*Work required*
Render the following material again verbatim, leaving nothing out.

******************************

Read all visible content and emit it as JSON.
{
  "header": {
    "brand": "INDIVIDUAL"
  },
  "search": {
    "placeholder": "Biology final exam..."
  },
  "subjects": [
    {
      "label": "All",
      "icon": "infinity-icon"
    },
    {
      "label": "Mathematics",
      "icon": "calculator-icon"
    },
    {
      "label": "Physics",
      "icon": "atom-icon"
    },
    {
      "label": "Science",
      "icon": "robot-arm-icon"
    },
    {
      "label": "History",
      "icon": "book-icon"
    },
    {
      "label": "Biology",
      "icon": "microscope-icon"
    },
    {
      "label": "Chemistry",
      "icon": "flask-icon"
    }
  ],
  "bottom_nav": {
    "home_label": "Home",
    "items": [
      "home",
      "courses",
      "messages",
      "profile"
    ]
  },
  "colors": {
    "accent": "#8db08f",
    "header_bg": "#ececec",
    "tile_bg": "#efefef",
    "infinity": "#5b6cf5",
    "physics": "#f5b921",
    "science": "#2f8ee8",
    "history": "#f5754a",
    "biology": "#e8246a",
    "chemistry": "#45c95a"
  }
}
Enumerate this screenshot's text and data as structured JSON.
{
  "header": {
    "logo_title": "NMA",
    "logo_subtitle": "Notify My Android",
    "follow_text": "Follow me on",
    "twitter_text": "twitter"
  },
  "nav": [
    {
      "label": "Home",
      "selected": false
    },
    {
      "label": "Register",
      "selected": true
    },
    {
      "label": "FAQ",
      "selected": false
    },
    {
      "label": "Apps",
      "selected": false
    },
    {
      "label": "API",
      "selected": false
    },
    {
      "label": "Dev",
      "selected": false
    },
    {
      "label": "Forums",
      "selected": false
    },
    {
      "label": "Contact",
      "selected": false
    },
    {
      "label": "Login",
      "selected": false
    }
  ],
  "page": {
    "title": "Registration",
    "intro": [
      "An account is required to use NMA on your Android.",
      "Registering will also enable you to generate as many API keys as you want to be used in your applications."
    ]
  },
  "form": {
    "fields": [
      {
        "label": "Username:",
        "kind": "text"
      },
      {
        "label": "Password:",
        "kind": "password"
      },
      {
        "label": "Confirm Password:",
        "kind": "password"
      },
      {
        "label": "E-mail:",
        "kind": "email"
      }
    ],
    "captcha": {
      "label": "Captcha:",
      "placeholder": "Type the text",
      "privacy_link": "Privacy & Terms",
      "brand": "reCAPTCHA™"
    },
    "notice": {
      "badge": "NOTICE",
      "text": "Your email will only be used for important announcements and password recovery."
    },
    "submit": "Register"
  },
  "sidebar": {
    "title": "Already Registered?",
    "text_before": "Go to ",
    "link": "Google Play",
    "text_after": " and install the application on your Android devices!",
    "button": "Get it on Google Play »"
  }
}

******************************

*Task result*
Read all visible content and emit it as JSON.
{
  "header": {
    "brand": "INDIVIDUAL"
  },
  "search": {
    "placeholder": "Biology final exam..."
  },
  "subjects": [
    {
      "label": "All",
      "icon": "infinity-icon"
    },
    {
      "label": "Mathematics",
      "icon": "calculator-icon"
    },
    {
      "label": "Physics",
      "icon": "atom-icon"
    },
    {
      "label": "Science",
      "icon": "robot-arm-icon"
    },
    {
      "label": "History",
      "icon": "book-icon"
    },
    {
      "label": "Biology",
      "icon": "microscope-icon"
    },
    {
      "label": "Chemistry",
      "icon": "flask-icon"
    }
  ],
  "bottom_nav": {
    "home_label": "Home",
    "items": [
      "home",
      "courses",
      "messages",
      "profile"
    ]
  },
  "colors": {
    "accent": "#8db08f",
    "header_bg": "#ececec",
    "tile_bg": "#efefef",
    "infinity": "#5b6cf5",
    "physics": "#f5b921",
    "science": "#2f8ee8",
    "history": "#f5754a",
    "biology": "#e8246a",
    "chemistry": "#45c95a"
  }
}
Enumerate this screenshot's text and data as structured JSON.
{
  "header": {
    "logo_title": "NMA",
    "logo_subtitle": "Notify My Android",
    "follow_text": "Follow me on",
    "twitter_text": "twitter"
  },
  "nav": [
    {
      "label": "Home",
      "selected": false
    },
    {
      "label": "Register",
      "selected": true
    },
    {
      "label": "FAQ",
      "selected": false
    },
    {
      "label": "Apps",
      "selected": false
    },
    {
      "label": "API",
      "selected": false
    },
    {
      "label": "Dev",
      "selected": false
    },
    {
      "label": "Forums",
      "selected": false
    },
    {
      "label": "Contact",
      "selected": false
    },
    {
      "label": "Login",
      "selected": false
    }
  ],
  "page": {
    "title": "Registration",
    "intro": [
      "An account is required to use NMA on your Android.",
      "Registering will also enable you to generate as many API keys as you want to be used in your applications."
    ]
  },
  "form": {
    "fields": [
      {
        "label": "Username:",
        "kind": "text"
      },
      {
        "label": "Password:",
        "kind": "password"
      },
      {
        "label": "Confirm Password:",
        "kind": "password"
      },
      {
        "label": "E-mail:",
        "kind": "email"
      }
    ],
    "captcha": {
      "label": "Captcha:",
      "placeholder": "Type the text",
      "privacy_link": "Privacy & Terms",
      "brand": "reCAPTCHA™"
    },
    "notice": {
      "badge": "NOTICE",
      "text": "Your email will only be used for important announcements and password recovery."
    },
    "submit": "Register"
  },
  "sidebar": {
    "title": "Already Registered?",
    "text_before": "Go to ",
    "link": "Google Play",
    "text_after": " and install the application on your Android devices!",
    "button": "Get it on Google Play »"
  }
}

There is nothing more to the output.